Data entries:
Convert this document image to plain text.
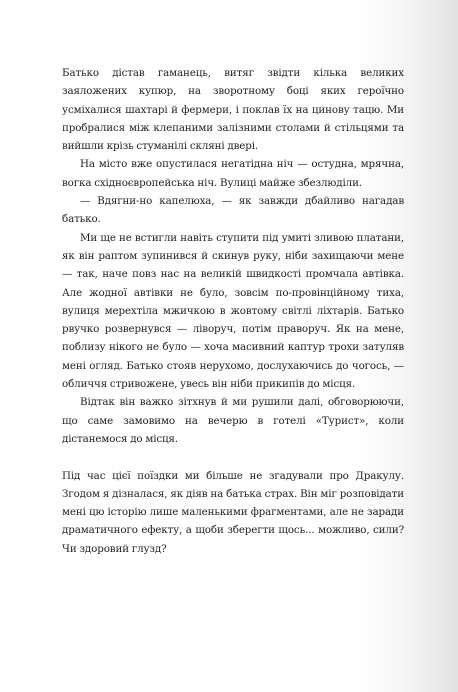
Батько дістав гаманець, витяг звідти кілька великих заяложених купюр, на зворотному боці яких героїчно усміхалися шахтарі й фермери, і поклав їх на цинову тацю. Ми пробралися між клепаними залізними столами й стільцями та вийшли крізь стуманілі скляні двері.

На місто вже опустилася негатідна ніч — остудна, мрячна, вогка східноєвропейська ніч. Вулиці майже збезлюділи.

— Вдягни-но капелюха, — як завжди дбайливо нагадав батько.

Ми ще не встигли навіть ступити під умиті зливою платани, як він раптом зупинився й скинув руку, ніби захищаючи мене — так, наче повз нас на великій швидкості промчала автівка. Але жодної автівки не було, зовсім по-провінційному тиха, вулиця мерехтіла мжичкою в жовтому світлі ліхтарів. Батько рвучко розвернувся — ліворуч, потім праворуч. Як на мене, поблизу нікого не було — хоча масивний каптур трохи затуляв мені огляд. Батько стояв нерухомо, дослухаючись до чогось, — обличчя стривожене, увесь він ніби прикипів до місця.

Відтак він важко зітхнув й ми рушили далі, обговорюючи, що саме замовимо на вечерю в готелі «Турист», коли дістанемося до місця.

Під час цієї поїздки ми більше не згадували про Дракулу. Згодом я дізналася, як діяв на батька страх. Він міг розповідати мені цю історію лише маленькими фрагментами, але не заради драматичного ефекту, а щоби зберегти щось... можливо, сили? Чи здоровий глузд?
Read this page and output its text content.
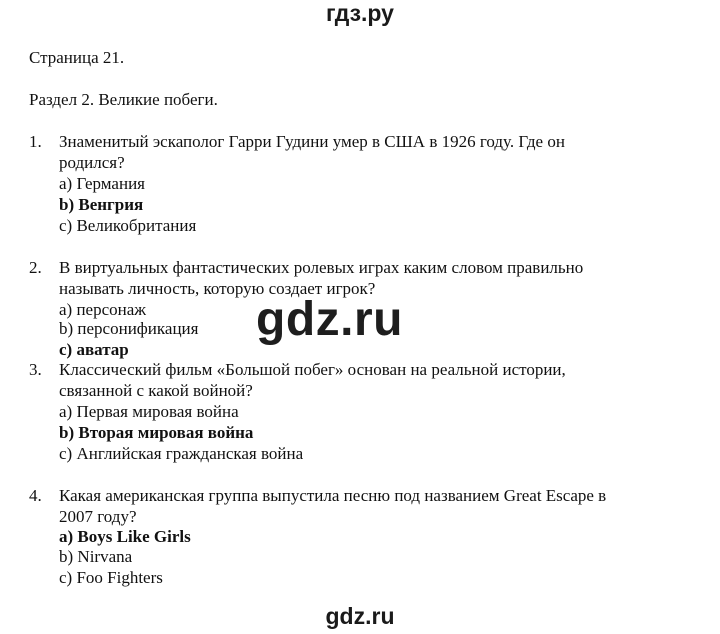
гдз.ру
Страница 21.
Раздел 2. Великие побеги.
1. Знаменитый эскаполог Гарри Гудини умер в США в 1926 году. Где он
родился?
a) Германия
b) Венгрия
c) Великобритания
2. В виртуальных фантастических ролевых играх каким словом правильно
называть личность, которую создает игрок?
a) персонаж
b) персонификация
c) аватар
3. Классический фильм «Большой побег» основан на реальной истории,
связанной с какой войной?
a) Первая мировая война
b) Вторая мировая война
c) Английская гражданская война
4. Какая американская группа выпустила песню под названием Great Escape в
2007 году?
a) Boys Like Girls
b) Nirvana
c) Foo Fighters
gdz.ru
gdz.ru
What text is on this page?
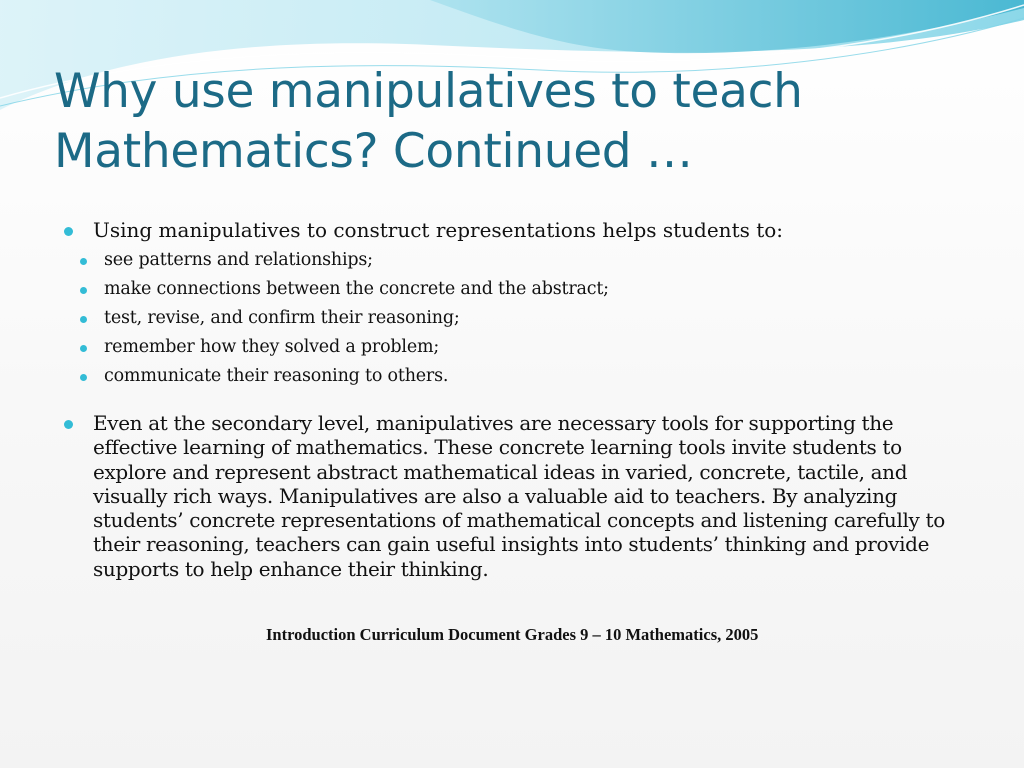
Why use manipulatives to teach Mathematics? Continued …

Using manipulatives to construct representations helps students to:

see patterns and relationships;
make connections between the concrete and the abstract;
test, revise, and confirm their reasoning;
remember how they solved a problem;
communicate their reasoning to others.

Even at the secondary level, manipulatives are necessary tools for supporting the effective learning of mathematics. These concrete learning tools invite students to explore and represent abstract mathematical ideas in varied, concrete, tactile, and visually rich ways. Manipulatives are also a valuable aid to teachers. By analyzing students’ concrete representations of mathematical concepts and listening carefully to their reasoning, teachers can gain useful insights into students’ thinking and provide supports to help enhance their thinking.

Introduction Curriculum Document Grades 9 – 10 Mathematics, 2005
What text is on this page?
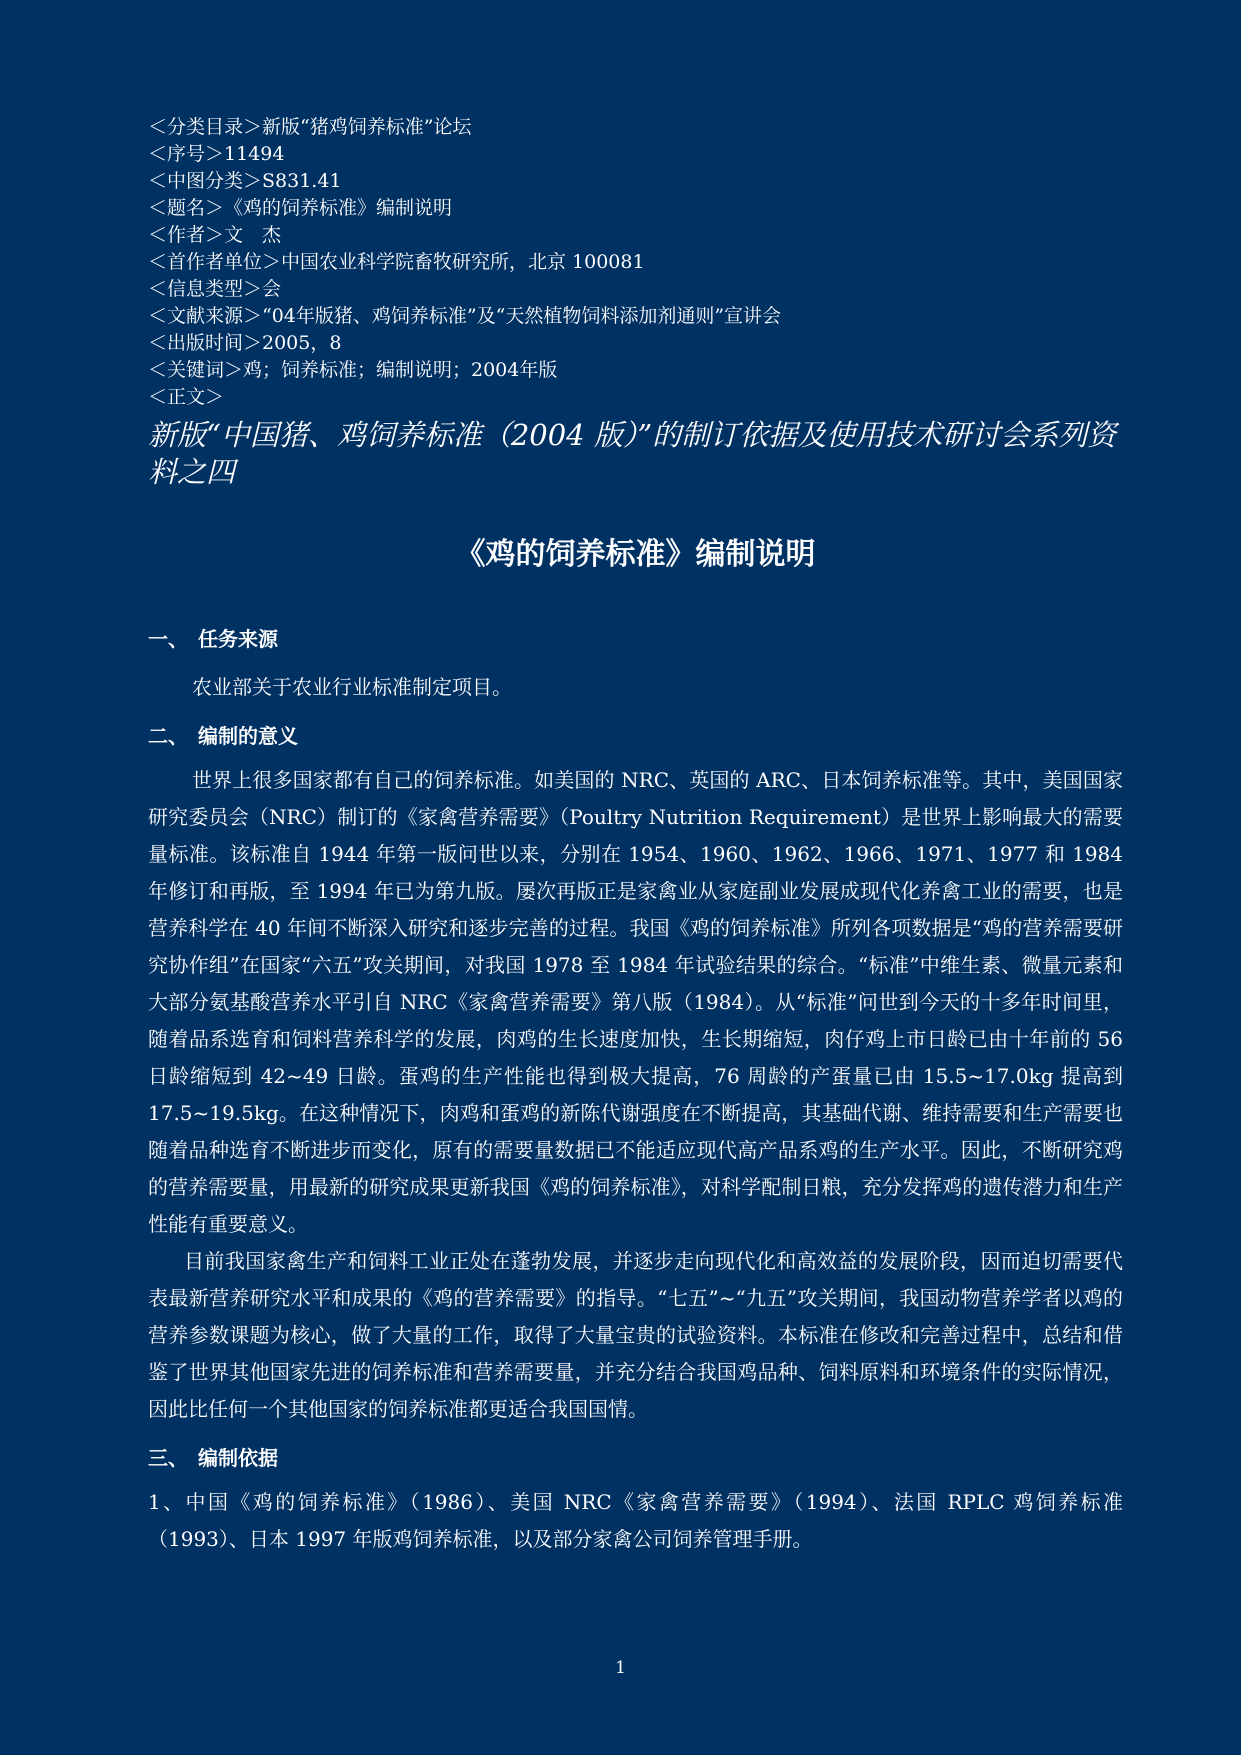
＜分类目录＞新版“猪鸡饲养标准”论坛
＜序号＞11494
＜中图分类＞S831.41
＜题名＞《鸡的饲养标准》编制说明
＜作者＞文　杰
＜首作者单位＞中国农业科学院畜牧研究所，北京 100081
＜信息类型＞会
＜文献来源＞“04年版猪、鸡饲养标准”及“天然植物饲料添加剂通则”宣讲会
＜出版时间＞2005，8
＜关键词＞鸡；饲养标准；编制说明；2004年版
＜正文＞
新版“中国猪、鸡饲养标准（2004 版）”的制订依据及使用技术研讨会系列资料之四
《鸡的饲养标准》编制说明
一、 任务来源
农业部关于农业行业标准制定项目。
二、 编制的意义
世界上很多国家都有自己的饲养标准。如美国的 NRC、英国的 ARC、日本饲养标准等。其中，美国国家研究委员会（NRC）制订的《家禽营养需要》（Poultry Nutrition Requirement）是世界上影响最大的需要量标准。该标准自 1944 年第一版问世以来，分别在 1954、1960、1962、1966、1971、1977 和 1984 年修订和再版，至 1994 年已为第九版。屡次再版正是家禽业从家庭副业发展成现代化养禽工业的需要，也是营养科学在 40 年间不断深入研究和逐步完善的过程。我国《鸡的饲养标准》所列各项数据是“鸡的营养需要研究协作组”在国家“六五”攻关期间，对我国 1978 至 1984 年试验结果的综合。“标准”中维生素、微量元素和大部分氨基酸营养水平引自 NRC《家禽营养需要》第八版（1984）。从“标准”问世到今天的十多年时间里，随着品系选育和饲料营养科学的发展，肉鸡的生长速度加快，生长期缩短，肉仔鸡上市日龄已由十年前的 56 日龄缩短到 42~49 日龄。蛋鸡的生产性能也得到极大提高，76 周龄的产蛋量已由 15.5~17.0kg 提高到 17.5~19.5kg。在这种情况下，肉鸡和蛋鸡的新陈代谢强度在不断提高，其基础代谢、维持需要和生产需要也随着品种选育不断进步而变化，原有的需要量数据已不能适应现代高产品系鸡的生产水平。因此，不断研究鸡的营养需要量，用最新的研究成果更新我国《鸡的饲养标准》，对科学配制日粮，充分发挥鸡的遗传潜力和生产性能有重要意义。
目前我国家禽生产和饲料工业正处在蓬勃发展，并逐步走向现代化和高效益的发展阶段，因而迫切需要代表最新营养研究水平和成果的《鸡的营养需要》的指导。“七五”~“九五”攻关期间，我国动物营养学者以鸡的营养参数课题为核心，做了大量的工作，取得了大量宝贵的试验资料。本标准在修改和完善过程中，总结和借鉴了世界其他国家先进的饲养标准和营养需要量，并充分结合我国鸡品种、饲料原料和环境条件的实际情况，因此比任何一个其他国家的饲养标准都更适合我国国情。
三、 编制依据
1、中国《鸡的饲养标准》（1986）、美国 NRC《家禽营养需要》（1994）、法国 RPLC 鸡饲养标准（1993）、日本 1997 年版鸡饲养标准，以及部分家禽公司饲养管理手册。
1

Directive:
Copy the records exactly as they appear, excluding images.

Solved exercise:
Convert this document image to plain text.
Батько дістав гаманець, витяг звідти кілька великих заяложених купюр, на зворотному боці яких героїчно усміхалися шахтарі й фермери, і поклав їх на цинову тацю. Ми пробралися між клепаними залізними столами й стільцями та вийшли крізь стуманілі скляні двері.

На місто вже опустилася негатідна ніч — остудна, мрячна, вогка східноєвропейська ніч. Вулиці майже збезлюділи.

— Вдягни-но капелюха, — як завжди дбайливо нагадав батько.

Ми ще не встигли навіть ступити під умиті зливою платани, як він раптом зупинився й скинув руку, ніби захищаючи мене — так, наче повз нас на великій швидкості промчала автівка. Але жодної автівки не було, зовсім по-провінційному тиха, вулиця мерехтіла мжичкою в жовтому світлі ліхтарів. Батько рвучко розвернувся — ліворуч, потім праворуч. Як на мене, поблизу нікого не було — хоча масивний каптур трохи затуляв мені огляд. Батько стояв нерухомо, дослухаючись до чогось, — обличчя стривожене, увесь він ніби прикипів до місця.

Відтак він важко зітхнув й ми рушили далі, обговорюючи, що саме замовимо на вечерю в готелі «Турист», коли дістанемося до місця.

Під час цієї поїздки ми більше не згадували про Дракулу. Згодом я дізналася, як діяв на батька страх. Він міг розповідати мені цю історію лише маленькими фрагментами, але не заради драматичного ефекту, а щоби зберегти щось... можливо, сили? Чи здоровий глузд?
Read this page and output its text content.
гдз.ру
Страница 21.
Раздел 2. Великие побеги.
1. Знаменитый эскаполог Гарри Гудини умер в США в 1926 году. Где он
родился?
a) Германия
b) Венгрия
c) Великобритания
2. В виртуальных фантастических ролевых играх каким словом правильно
называть личность, которую создает игрок?
a) персонаж
b) персонификация
c) аватар
3. Классический фильм «Большой побег» основан на реальной истории,
связанной с какой войной?
a) Первая мировая война
b) Вторая мировая война
c) Английская гражданская война
4. Какая американская группа выпустила песню под названием Great Escape в
2007 году?
a) Boys Like Girls
b) Nirvana
c) Foo Fighters
gdz.ru
gdz.ru
What text is on this page?
Why use manipulatives to teach Mathematics? Continued …

Using manipulatives to construct representations helps students to:

see patterns and relationships;
make connections between the concrete and the abstract;
test, revise, and confirm their reasoning;
remember how they solved a problem;
communicate their reasoning to others.

Even at the secondary level, manipulatives are necessary tools for supporting the effective learning of mathematics. These concrete learning tools invite students to explore and represent abstract mathematical ideas in varied, concrete, tactile, and visually rich ways. Manipulatives are also a valuable aid to teachers. By analyzing students’ concrete representations of mathematical concepts and listening carefully to their reasoning, teachers can gain useful insights into students’ thinking and provide supports to help enhance their thinking.

Introduction Curriculum Document Grades 9 – 10 Mathematics, 2005
What text is on this page?
＜分类目录＞新版“猪鸡饲养标准”论坛
＜序号＞11494
＜中图分类＞S831.41
＜题名＞《鸡的饲养标准》编制说明
＜作者＞文　杰
＜首作者单位＞中国农业科学院畜牧研究所，北京 100081
＜信息类型＞会
＜文献来源＞“04年版猪、鸡饲养标准”及“天然植物饲料添加剂通则”宣讲会
＜出版时间＞2005，8
＜关键词＞鸡；饲养标准；编制说明；2004年版
＜正文＞
新版“中国猪、鸡饲养标准（2004 版）”的制订依据及使用技术研讨会系列资料之四
《鸡的饲养标准》编制说明
一、 任务来源
农业部关于农业行业标准制定项目。
二、 编制的意义
世界上很多国家都有自己的饲养标准。如美国的 NRC、英国的 ARC、日本饲养标准等。其中，美国国家研究委员会（NRC）制订的《家禽营养需要》（Poultry Nutrition Requirement）是世界上影响最大的需要量标准。该标准自 1944 年第一版问世以来，分别在 1954、1960、1962、1966、1971、1977 和 1984 年修订和再版，至 1994 年已为第九版。屡次再版正是家禽业从家庭副业发展成现代化养禽工业的需要，也是营养科学在 40 年间不断深入研究和逐步完善的过程。我国《鸡的饲养标准》所列各项数据是“鸡的营养需要研究协作组”在国家“六五”攻关期间，对我国 1978 至 1984 年试验结果的综合。“标准”中维生素、微量元素和大部分氨基酸营养水平引自 NRC《家禽营养需要》第八版（1984）。从“标准”问世到今天的十多年时间里，随着品系选育和饲料营养科学的发展，肉鸡的生长速度加快，生长期缩短，肉仔鸡上市日龄已由十年前的 56 日龄缩短到 42~49 日龄。蛋鸡的生产性能也得到极大提高，76 周龄的产蛋量已由 15.5~17.0kg 提高到 17.5~19.5kg。在这种情况下，肉鸡和蛋鸡的新陈代谢强度在不断提高，其基础代谢、维持需要和生产需要也随着品种选育不断进步而变化，原有的需要量数据已不能适应现代高产品系鸡的生产水平。因此，不断研究鸡的营养需要量，用最新的研究成果更新我国《鸡的饲养标准》，对科学配制日粮，充分发挥鸡的遗传潜力和生产性能有重要意义。
目前我国家禽生产和饲料工业正处在蓬勃发展，并逐步走向现代化和高效益的发展阶段，因而迫切需要代表最新营养研究水平和成果的《鸡的营养需要》的指导。“七五”~“九五”攻关期间，我国动物营养学者以鸡的营养参数课题为核心，做了大量的工作，取得了大量宝贵的试验资料。本标准在修改和完善过程中，总结和借鉴了世界其他国家先进的饲养标准和营养需要量，并充分结合我国鸡品种、饲料原料和环境条件的实际情况，因此比任何一个其他国家的饲养标准都更适合我国国情。
三、 编制依据
1、中国《鸡的饲养标准》（1986）、美国 NRC《家禽营养需要》（1994）、法国 RPLC 鸡饲养标准（1993）、日本 1997 年版鸡饲养标准，以及部分家禽公司饲养管理手册。
1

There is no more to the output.